WHAT YOU HAVE TO DO:
Restate the records below word for word.

DATA:
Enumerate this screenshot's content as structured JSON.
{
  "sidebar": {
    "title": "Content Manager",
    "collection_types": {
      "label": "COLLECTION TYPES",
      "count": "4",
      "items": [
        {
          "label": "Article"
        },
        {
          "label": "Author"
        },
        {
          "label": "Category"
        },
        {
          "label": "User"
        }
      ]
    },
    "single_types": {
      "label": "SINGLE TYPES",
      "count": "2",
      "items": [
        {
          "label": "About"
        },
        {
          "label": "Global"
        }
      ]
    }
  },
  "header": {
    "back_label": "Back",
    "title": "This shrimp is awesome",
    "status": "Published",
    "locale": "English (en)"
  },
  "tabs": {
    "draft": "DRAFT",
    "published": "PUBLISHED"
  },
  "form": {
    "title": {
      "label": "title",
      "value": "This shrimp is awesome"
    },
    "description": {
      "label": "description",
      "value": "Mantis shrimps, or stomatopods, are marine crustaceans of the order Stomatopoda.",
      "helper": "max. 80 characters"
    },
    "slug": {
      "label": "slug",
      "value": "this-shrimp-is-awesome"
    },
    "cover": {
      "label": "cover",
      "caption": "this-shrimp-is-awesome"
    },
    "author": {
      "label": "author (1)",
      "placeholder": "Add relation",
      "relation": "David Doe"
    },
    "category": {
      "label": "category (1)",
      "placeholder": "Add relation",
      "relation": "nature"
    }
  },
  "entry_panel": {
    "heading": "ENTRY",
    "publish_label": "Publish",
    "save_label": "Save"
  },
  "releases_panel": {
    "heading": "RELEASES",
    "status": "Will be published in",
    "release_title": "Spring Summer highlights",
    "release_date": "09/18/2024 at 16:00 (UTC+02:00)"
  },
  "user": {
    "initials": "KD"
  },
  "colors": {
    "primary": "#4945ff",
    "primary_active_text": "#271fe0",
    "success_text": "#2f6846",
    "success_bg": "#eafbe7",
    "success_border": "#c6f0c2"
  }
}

EXERCISE OUTPUT:
Enumerate this screenshot's content as structured JSON.
{
  "sidebar": {
    "title": "Content Manager",
    "collection_types": {
      "label": "COLLECTION TYPES",
      "count": "4",
      "items": [
        {
          "label": "Article"
        },
        {
          "label": "Author"
        },
        {
          "label": "Category"
        },
        {
          "label": "User"
        }
      ]
    },
    "single_types": {
      "label": "SINGLE TYPES",
      "count": "2",
      "items": [
        {
          "label": "About"
        },
        {
          "label": "Global"
        }
      ]
    }
  },
  "header": {
    "back_label": "Back",
    "title": "This shrimp is awesome",
    "status": "Published",
    "locale": "English (en)"
  },
  "tabs": {
    "draft": "DRAFT",
    "published": "PUBLISHED"
  },
  "form": {
    "title": {
      "label": "title",
      "value": "This shrimp is awesome"
    },
    "description": {
      "label": "description",
      "value": "Mantis shrimps, or stomatopods, are marine crustaceans of the order Stomatopoda.",
      "helper": "max. 80 characters"
    },
    "slug": {
      "label": "slug",
      "value": "this-shrimp-is-awesome"
    },
    "cover": {
      "label": "cover",
      "caption": "this-shrimp-is-awesome"
    },
    "author": {
      "label": "author (1)",
      "placeholder": "Add relation",
      "relation": "David Doe"
    },
    "category": {
      "label": "category (1)",
      "placeholder": "Add relation",
      "relation": "nature"
    }
  },
  "entry_panel": {
    "heading": "ENTRY",
    "publish_label": "Publish",
    "save_label": "Save"
  },
  "releases_panel": {
    "heading": "RELEASES",
    "status": "Will be published in",
    "release_title": "Spring Summer highlights",
    "release_date": "09/18/2024 at 16:00 (UTC+02:00)"
  },
  "user": {
    "initials": "KD"
  },
  "colors": {
    "primary": "#4945ff",
    "primary_active_text": "#271fe0",
    "success_text": "#2f6846",
    "success_bg": "#eafbe7",
    "success_border": "#c6f0c2"
  }
}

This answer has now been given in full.